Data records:
= = =
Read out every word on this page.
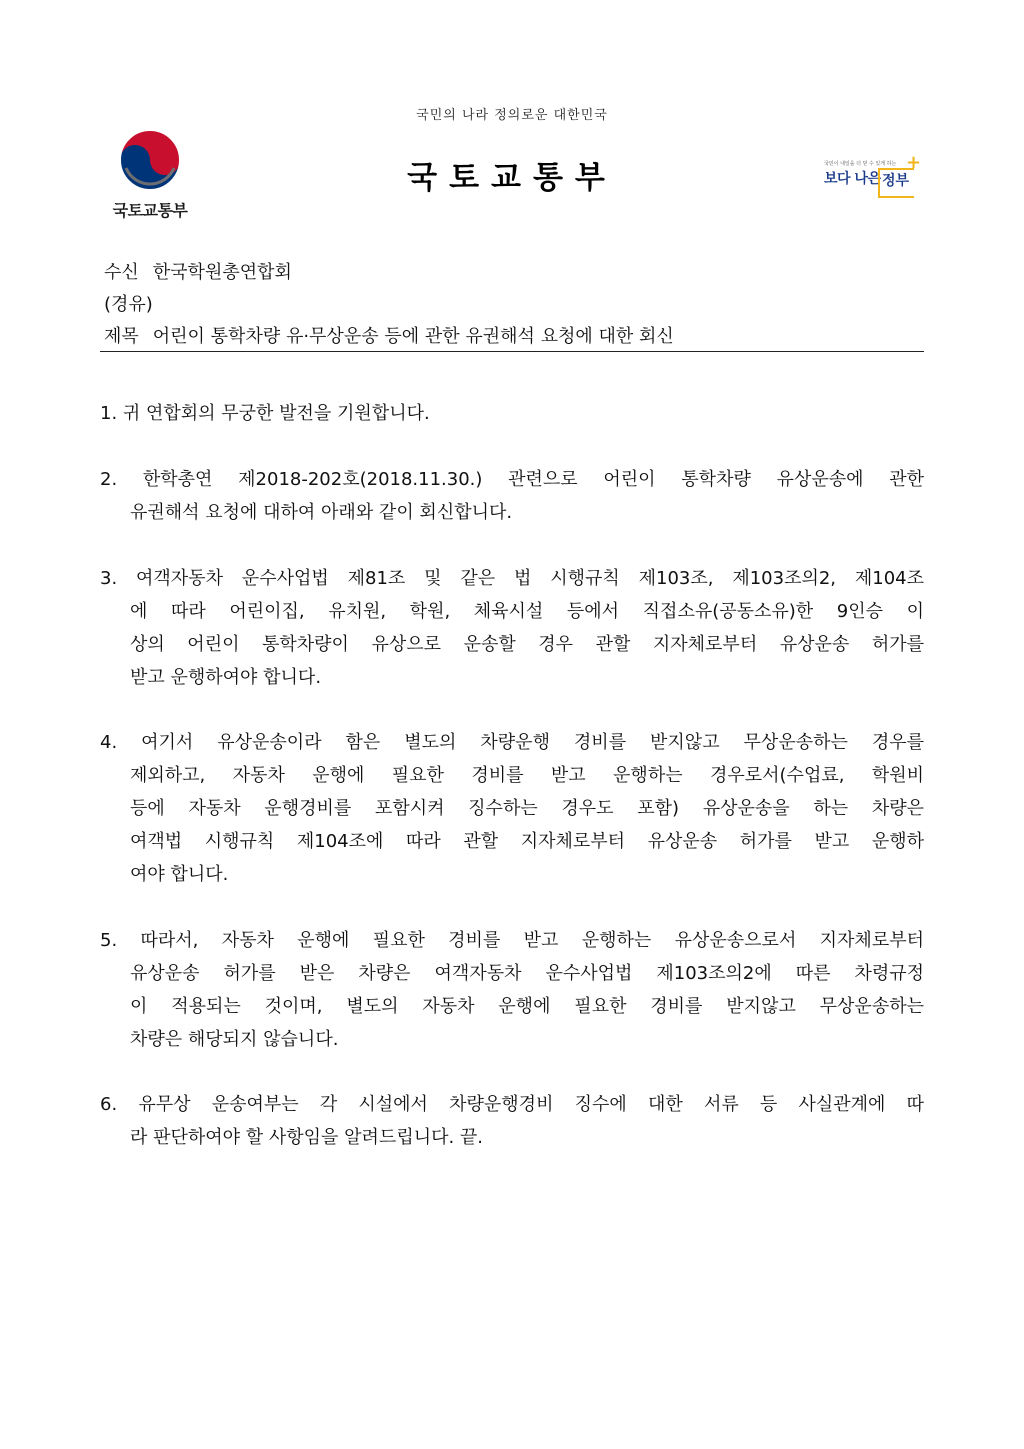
국민의 나라 정의로운 대한민국
국토교통부
국토교통부	국민이 내일을 더 믿 수 있게 하는
보다 나은 정부
+
수신 한국학원총연합회
(경유)
제목 어린이 통학차량 유·무상운송 등에 관한 유권해석 요청에 대한 회신
1. 귀 연합회의 무궁한 발전을 기원합니다.
2. 한학총연 제2018-202호(2018.11.30.) 관련으로 어린이 통학차량 유상운송에 관한
유권해석 요청에 대하여 아래와 같이 회신합니다.
3. 여객자동차 운수사업법 제81조 및 같은 법 시행규칙 제103조, 제103조의2, 제104조
에 따라 어린이집, 유치원, 학원, 체육시설 등에서 직접소유(공동소유)한 9인승 이
상의 어린이 통학차량이 유상으로 운송할 경우 관할 지자체로부터 유상운송 허가를
받고 운행하여야 합니다.
4. 여기서 유상운송이라 함은 별도의 차량운행 경비를 받지않고 무상운송하는 경우를
제외하고, 자동차 운행에 필요한 경비를 받고 운행하는 경우로서(수업료, 학원비
등에 자동차 운행경비를 포함시켜 징수하는 경우도 포함) 유상운송을 하는 차량은
여객법 시행규칙 제104조에 따라 관할 지자체로부터 유상운송 허가를 받고 운행하
여야 합니다.
5. 따라서, 자동차 운행에 필요한 경비를 받고 운행하는 유상운송으로서 지자체로부터
유상운송 허가를 받은 차량은 여객자동차 운수사업법 제103조의2에 따른 차령규정
이 적용되는 것이며, 별도의 자동차 운행에 필요한 경비를 받지않고 무상운송하는
차량은 해당되지 않습니다.
6. 유무상 운송여부는 각 시설에서 차량운행경비 징수에 대한 서류 등 사실관계에 따
라 판단하여야 할 사항임을 알려드립니다. 끝.
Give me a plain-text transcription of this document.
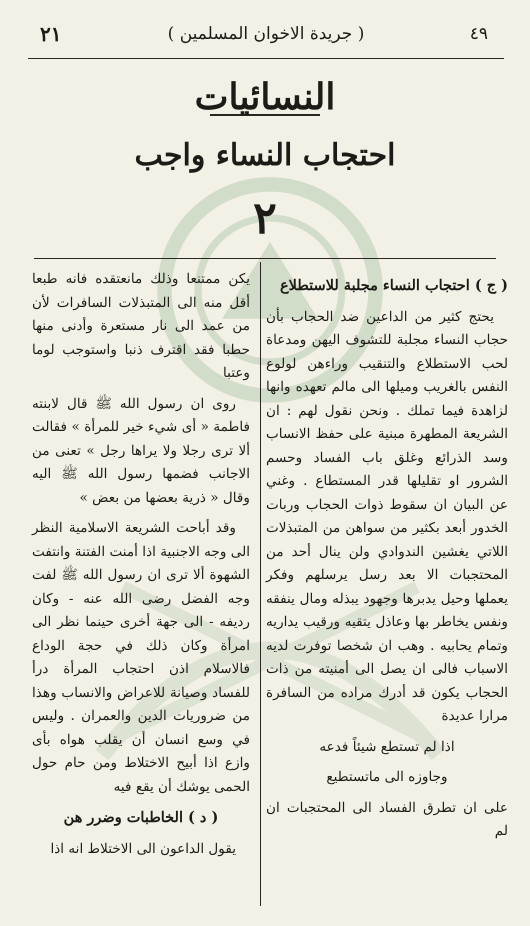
٢١	( جريدة الاخوان المسلمين )	٤٩
النسائيات
احتجاب النساء واجب
٢

( ج ) احتجاب النساء مجلبة للاستطلاع

يحتج كثير من الداعين ضد الحجاب بأن حجاب النساء مجلبة للتشوف اليهن ومدعاة لحب الاستطلاع والتنقيب وراءهن لولوع النفس بالغريب وميلها الى مالم تعهده وانها لزاهدة فيما تملك . ونحن نقول لهم : ان الشريعة المطهرة مبنية على حفظ الانساب وسد الذرائع وغلق باب الفساد وحسم الشرور او تقليلها قدر المستطاع . وغني عن البيان ان سقوط ذوات الحجاب وربات الخدور أبعد بكثير من سواهن من المتبذلات اللاتي يغشين الندوادي ولن ينال أحد من المحتجبات الا بعد رسل يرسلهم وفكر يعملها وحيل يدبرها وجهود يبذله ومال ينفقه ونفس يخاطر بها وعاذل يتقيه ورقيب يداريه وتمام يحابيه . وهب ان شخصا توفرت لديه الاسباب فالى ان يصل الى أمنيته من ذات الحجاب يكون قد أدرك مراده من السافرة مرارا عديدة

اذا لم تستطع شيئاً فدعه

وجاوزه الى ماتستطيع

على ان تطرق الفساد الى المحتجبات ان لم

يكن ممتنعا وذلك مانعتقده فانه طبعا أقل منه الى المتبذلات السافرات لأن من عمد الى نار مستعرة وأدنى منها حطبا فقد اقترف ذنبا واستوجب لوما وعتبا

روى ان رسول الله ﷺ قال لابنته فاطمة « أى شيء خير للمرأة » فقالت ألا ترى رجلا ولا يراها رجل » تعنى من الاجانب فضمها رسول الله ﷺ اليه وقال « ذرية بعضها من بعض »

وقد أباحت الشريعة الاسلامية النظر الى وجه الاجنبية اذا أمنت الفتنة وانتفت الشهوة ألا ترى ان رسول الله ﷺ لفت وجه الفضل رضى الله عنه - وكان رديفه - الى جهة أخرى حينما نظر الى امرأة وكان ذلك في حجة الوداع فالاسلام اذن احتجاب المرأة درأ للفساد وصيانة للاعراض والانساب وهذا من ضروريات الدين والعمران . وليس في وسع انسان أن يقلب هواه بأى وازع اذا أبيح الاختلاط ومن حام حول الحمى يوشك أن يقع فيه

( د ) الخاطبات وضرر هن

يقول الداعون الى الاختلاط انه اذا
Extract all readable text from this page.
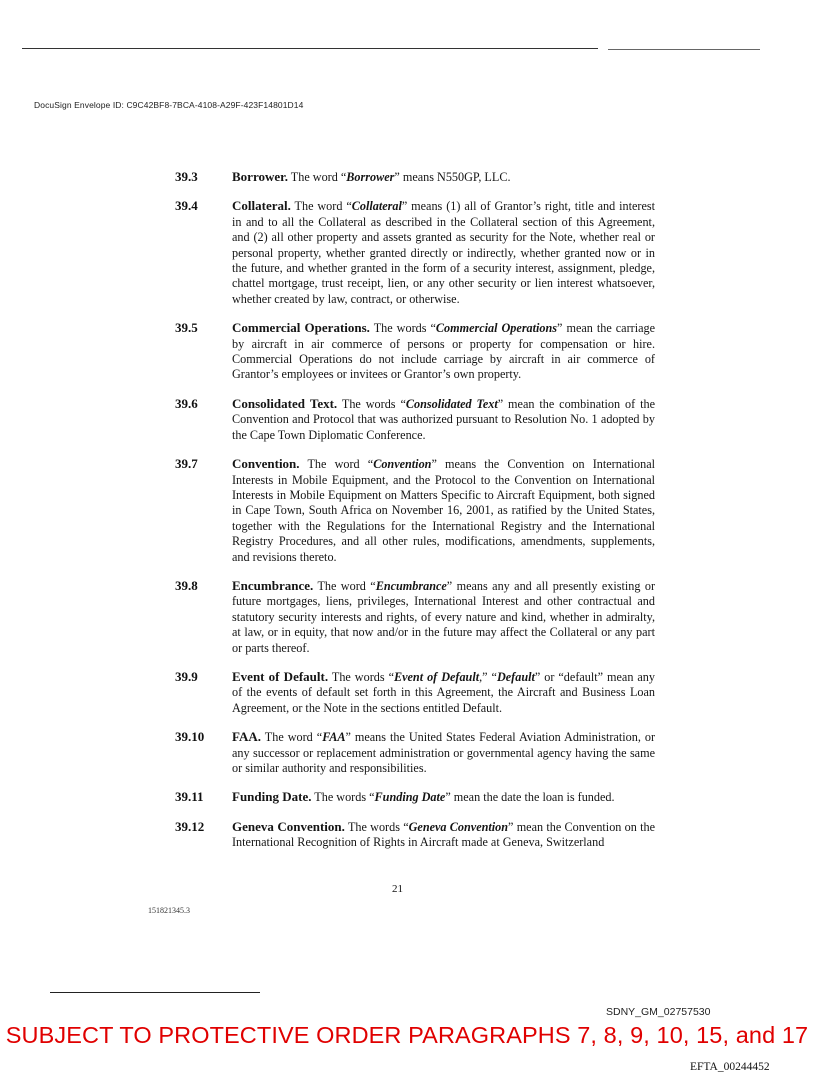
DocuSign Envelope ID: C9C42BF8-7BCA-4108-A29F-423F14801D14
39.3	Borrower. The word “Borrower” means N550GP, LLC.
39.4	Collateral. The word “Collateral” means (1) all of Grantor’s right, title and interest in and to all the Collateral as described in the Collateral section of this Agreement, and (2) all other property and assets granted as security for the Note, whether real or personal property, whether granted directly or indirectly, whether granted now or in the future, and whether granted in the form of a security interest, assignment, pledge, chattel mortgage, trust receipt, lien, or any other security or lien interest whatsoever, whether created by law, contract, or otherwise.
39.5	Commercial Operations. The words “Commercial Operations” mean the carriage by aircraft in air commerce of persons or property for compensation or hire. Commercial Operations do not include carriage by aircraft in air commerce of Grantor’s employees or invitees or Grantor’s own property.
39.6	Consolidated Text. The words “Consolidated Text” mean the combination of the Convention and Protocol that was authorized pursuant to Resolution No. 1 adopted by the Cape Town Diplomatic Conference.
39.7	Convention. The word “Convention” means the Convention on International Interests in Mobile Equipment, and the Protocol to the Convention on International Interests in Mobile Equipment on Matters Specific to Aircraft Equipment, both signed in Cape Town, South Africa on November 16, 2001, as ratified by the United States, together with the Regulations for the International Registry and the International Registry Procedures, and all other rules, modifications, amendments, supplements, and revisions thereto.
39.8	Encumbrance. The word “Encumbrance” means any and all presently existing or future mortgages, liens, privileges, International Interest and other contractual and statutory security interests and rights, of every nature and kind, whether in admiralty, at law, or in equity, that now and/or in the future may affect the Collateral or any part or parts thereof.
39.9	Event of Default. The words “Event of Default,” “Default” or “default” mean any of the events of default set forth in this Agreement, the Aircraft and Business Loan Agreement, or the Note in the sections entitled Default.
39.10 FAA. The word “FAA” means the United States Federal Aviation Administration, or any successor or replacement administration or governmental agency having the same or similar authority and responsibilities.
39.11 Funding Date. The words “Funding Date” mean the date the loan is funded.
39.12 Geneva Convention. The words “Geneva Convention” mean the Convention on the International Recognition of Rights in Aircraft made at Geneva, Switzerland
21
151821345.3
SDNY_GM_02757530
SUBJECT TO PROTECTIVE ORDER PARAGRAPHS 7, 8, 9, 10, 15, and 17
EFTA_00244452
= = =
-- Task requirements --
Keep only those lines of the records that hold "운수사업법", and return them.

-- Task solution --
3. 여객자동차 운수사업법 제81조 및 같은 법 시행규칙 제103조, 제103조의2, 제104조
유상운송 허가를 받은 차량은 여객자동차 운수사업법 제103조의2에 따른 차령규정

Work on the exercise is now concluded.